[Exercise input]:
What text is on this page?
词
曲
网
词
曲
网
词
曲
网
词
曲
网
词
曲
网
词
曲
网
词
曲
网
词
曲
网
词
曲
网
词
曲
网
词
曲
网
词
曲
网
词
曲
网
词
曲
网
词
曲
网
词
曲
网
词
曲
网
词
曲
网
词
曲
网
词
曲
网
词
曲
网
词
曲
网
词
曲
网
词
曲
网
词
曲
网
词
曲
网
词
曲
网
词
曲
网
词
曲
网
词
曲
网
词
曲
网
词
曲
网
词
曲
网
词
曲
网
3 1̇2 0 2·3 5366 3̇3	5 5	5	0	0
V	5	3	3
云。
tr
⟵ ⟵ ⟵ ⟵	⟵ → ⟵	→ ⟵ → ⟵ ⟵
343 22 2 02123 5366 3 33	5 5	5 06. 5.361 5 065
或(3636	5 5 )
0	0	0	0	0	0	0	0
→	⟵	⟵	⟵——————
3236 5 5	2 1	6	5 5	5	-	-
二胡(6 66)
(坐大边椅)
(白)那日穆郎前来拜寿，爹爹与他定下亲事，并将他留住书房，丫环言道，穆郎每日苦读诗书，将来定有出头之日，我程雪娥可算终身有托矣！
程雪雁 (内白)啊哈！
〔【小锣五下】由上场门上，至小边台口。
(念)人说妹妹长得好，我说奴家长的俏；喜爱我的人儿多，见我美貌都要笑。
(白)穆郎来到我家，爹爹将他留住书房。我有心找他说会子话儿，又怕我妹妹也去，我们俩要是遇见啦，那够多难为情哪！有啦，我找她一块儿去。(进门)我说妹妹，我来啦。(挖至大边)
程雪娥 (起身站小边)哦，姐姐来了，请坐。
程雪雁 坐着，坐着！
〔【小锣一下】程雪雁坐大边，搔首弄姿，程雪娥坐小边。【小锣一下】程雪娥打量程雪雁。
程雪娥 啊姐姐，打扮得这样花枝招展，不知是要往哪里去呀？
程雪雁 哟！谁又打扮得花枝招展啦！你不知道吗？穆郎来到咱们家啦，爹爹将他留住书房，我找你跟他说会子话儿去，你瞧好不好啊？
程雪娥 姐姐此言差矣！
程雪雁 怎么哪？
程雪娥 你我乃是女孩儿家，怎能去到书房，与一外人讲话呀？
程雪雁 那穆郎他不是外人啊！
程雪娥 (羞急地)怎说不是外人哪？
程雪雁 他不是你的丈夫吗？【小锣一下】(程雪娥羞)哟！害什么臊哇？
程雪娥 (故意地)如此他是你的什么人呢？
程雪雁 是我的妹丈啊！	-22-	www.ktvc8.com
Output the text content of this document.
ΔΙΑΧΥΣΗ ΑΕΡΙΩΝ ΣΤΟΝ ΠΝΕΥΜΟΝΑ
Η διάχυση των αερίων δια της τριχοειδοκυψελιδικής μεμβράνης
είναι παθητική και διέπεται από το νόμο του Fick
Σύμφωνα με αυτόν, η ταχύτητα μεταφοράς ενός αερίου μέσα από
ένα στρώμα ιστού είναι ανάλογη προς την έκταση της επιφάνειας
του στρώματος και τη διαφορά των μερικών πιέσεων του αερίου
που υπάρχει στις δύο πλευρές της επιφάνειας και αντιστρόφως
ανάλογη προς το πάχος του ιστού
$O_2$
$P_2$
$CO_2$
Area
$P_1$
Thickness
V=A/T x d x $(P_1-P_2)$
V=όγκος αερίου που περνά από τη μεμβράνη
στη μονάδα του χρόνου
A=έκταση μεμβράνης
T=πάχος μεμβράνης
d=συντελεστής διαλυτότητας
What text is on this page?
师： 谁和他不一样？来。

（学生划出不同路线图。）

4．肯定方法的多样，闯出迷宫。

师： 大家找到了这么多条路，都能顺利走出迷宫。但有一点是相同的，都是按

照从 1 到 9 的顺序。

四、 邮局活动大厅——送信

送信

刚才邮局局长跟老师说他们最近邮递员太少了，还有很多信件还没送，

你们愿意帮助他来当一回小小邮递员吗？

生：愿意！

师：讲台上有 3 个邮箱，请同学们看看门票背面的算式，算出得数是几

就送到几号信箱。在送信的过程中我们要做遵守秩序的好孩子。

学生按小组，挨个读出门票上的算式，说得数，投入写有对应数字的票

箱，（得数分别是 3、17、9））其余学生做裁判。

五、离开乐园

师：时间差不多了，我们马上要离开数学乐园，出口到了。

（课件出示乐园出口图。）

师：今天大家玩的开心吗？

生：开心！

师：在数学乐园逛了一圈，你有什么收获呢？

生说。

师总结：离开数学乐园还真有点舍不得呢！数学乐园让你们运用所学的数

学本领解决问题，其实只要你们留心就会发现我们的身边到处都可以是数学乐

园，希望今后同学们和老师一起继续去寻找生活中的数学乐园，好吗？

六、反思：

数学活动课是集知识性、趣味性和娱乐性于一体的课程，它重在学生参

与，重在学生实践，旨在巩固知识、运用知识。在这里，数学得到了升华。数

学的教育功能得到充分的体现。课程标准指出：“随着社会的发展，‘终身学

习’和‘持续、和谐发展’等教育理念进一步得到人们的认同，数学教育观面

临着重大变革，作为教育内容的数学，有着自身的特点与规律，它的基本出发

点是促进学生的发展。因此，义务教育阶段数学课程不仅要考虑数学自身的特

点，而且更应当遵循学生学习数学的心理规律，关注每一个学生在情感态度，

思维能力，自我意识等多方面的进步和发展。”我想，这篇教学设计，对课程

[What is required]: Reproduce each line of the material above precisely.

[Result]:
What text is on this page?
词
曲
网
词
曲
网
词
曲
网
词
曲
网
词
曲
网
词
曲
网
词
曲
网
词
曲
网
词
曲
网
词
曲
网
词
曲
网
词
曲
网
词
曲
网
词
曲
网
词
曲
网
词
曲
网
词
曲
网
词
曲
网
词
曲
网
词
曲
网
词
曲
网
词
曲
网
词
曲
网
词
曲
网
词
曲
网
词
曲
网
词
曲
网
词
曲
网
词
曲
网
词
曲
网
词
曲
网
词
曲
网
词
曲
网
词
曲
网
3 1̇2 0 2·3 5366 3̇3	5 5	5	0	0
V	5	3	3
云。
tr
⟵ ⟵ ⟵ ⟵	⟵ → ⟵	→ ⟵ → ⟵ ⟵
343 22 2 02123 5366 3 33	5 5	5 06. 5.361 5 065
或(3636	5 5 )
0	0	0	0	0	0	0	0
→	⟵	⟵	⟵——————
3236 5 5	2 1	6	5 5	5	-	-
二胡(6 66)
(坐大边椅)
(白)那日穆郎前来拜寿，爹爹与他定下亲事，并将他留住书房，丫环言道，穆郎每日苦读诗书，将来定有出头之日，我程雪娥可算终身有托矣！
程雪雁 (内白)啊哈！
〔【小锣五下】由上场门上，至小边台口。
(念)人说妹妹长得好，我说奴家长的俏；喜爱我的人儿多，见我美貌都要笑。
(白)穆郎来到我家，爹爹将他留住书房。我有心找他说会子话儿，又怕我妹妹也去，我们俩要是遇见啦，那够多难为情哪！有啦，我找她一块儿去。(进门)我说妹妹，我来啦。(挖至大边)
程雪娥 (起身站小边)哦，姐姐来了，请坐。
程雪雁 坐着，坐着！
〔【小锣一下】程雪雁坐大边，搔首弄姿，程雪娥坐小边。【小锣一下】程雪娥打量程雪雁。
程雪娥 啊姐姐，打扮得这样花枝招展，不知是要往哪里去呀？
程雪雁 哟！谁又打扮得花枝招展啦！你不知道吗？穆郎来到咱们家啦，爹爹将他留住书房，我找你跟他说会子话儿去，你瞧好不好啊？
程雪娥 姐姐此言差矣！
程雪雁 怎么哪？
程雪娥 你我乃是女孩儿家，怎能去到书房，与一外人讲话呀？
程雪雁 那穆郎他不是外人啊！
程雪娥 (羞急地)怎说不是外人哪？
程雪雁 他不是你的丈夫吗？【小锣一下】(程雪娥羞)哟！害什么臊哇？
程雪娥 (故意地)如此他是你的什么人呢？
程雪雁 是我的妹丈啊！	-22-	www.ktvc8.com
Output the text content of this document.
ΔΙΑΧΥΣΗ ΑΕΡΙΩΝ ΣΤΟΝ ΠΝΕΥΜΟΝΑ
Η διάχυση των αερίων δια της τριχοειδοκυψελιδικής μεμβράνης
είναι παθητική και διέπεται από το νόμο του Fick
Σύμφωνα με αυτόν, η ταχύτητα μεταφοράς ενός αερίου μέσα από
ένα στρώμα ιστού είναι ανάλογη προς την έκταση της επιφάνειας
του στρώματος και τη διαφορά των μερικών πιέσεων του αερίου
που υπάρχει στις δύο πλευρές της επιφάνειας και αντιστρόφως
ανάλογη προς το πάχος του ιστού
$O_2$
$P_2$
$CO_2$
Area
$P_1$
Thickness
V=A/T x d x $(P_1-P_2)$
V=όγκος αερίου που περνά από τη μεμβράνη
στη μονάδα του χρόνου
A=έκταση μεμβράνης
T=πάχος μεμβράνης
d=συντελεστής διαλυτότητας
What text is on this page?
师： 谁和他不一样？来。

（学生划出不同路线图。）

4．肯定方法的多样，闯出迷宫。

师： 大家找到了这么多条路，都能顺利走出迷宫。但有一点是相同的，都是按

照从 1 到 9 的顺序。

四、 邮局活动大厅——送信

送信

刚才邮局局长跟老师说他们最近邮递员太少了，还有很多信件还没送，

你们愿意帮助他来当一回小小邮递员吗？

生：愿意！

师：讲台上有 3 个邮箱，请同学们看看门票背面的算式，算出得数是几

就送到几号信箱。在送信的过程中我们要做遵守秩序的好孩子。

学生按小组，挨个读出门票上的算式，说得数，投入写有对应数字的票

箱，（得数分别是 3、17、9））其余学生做裁判。

五、离开乐园

师：时间差不多了，我们马上要离开数学乐园，出口到了。

（课件出示乐园出口图。）

师：今天大家玩的开心吗？

生：开心！

师：在数学乐园逛了一圈，你有什么收获呢？

生说。

师总结：离开数学乐园还真有点舍不得呢！数学乐园让你们运用所学的数

学本领解决问题，其实只要你们留心就会发现我们的身边到处都可以是数学乐

园，希望今后同学们和老师一起继续去寻找生活中的数学乐园，好吗？

六、反思：

数学活动课是集知识性、趣味性和娱乐性于一体的课程，它重在学生参

与，重在学生实践，旨在巩固知识、运用知识。在这里，数学得到了升华。数

学的教育功能得到充分的体现。课程标准指出：“随着社会的发展，‘终身学

习’和‘持续、和谐发展’等教育理念进一步得到人们的认同，数学教育观面

临着重大变革，作为教育内容的数学，有着自身的特点与规律，它的基本出发

点是促进学生的发展。因此，义务教育阶段数学课程不仅要考虑数学自身的特

点，而且更应当遵循学生学习数学的心理规律，关注每一个学生在情感态度，

思维能力，自我意识等多方面的进步和发展。”我想，这篇教学设计，对课程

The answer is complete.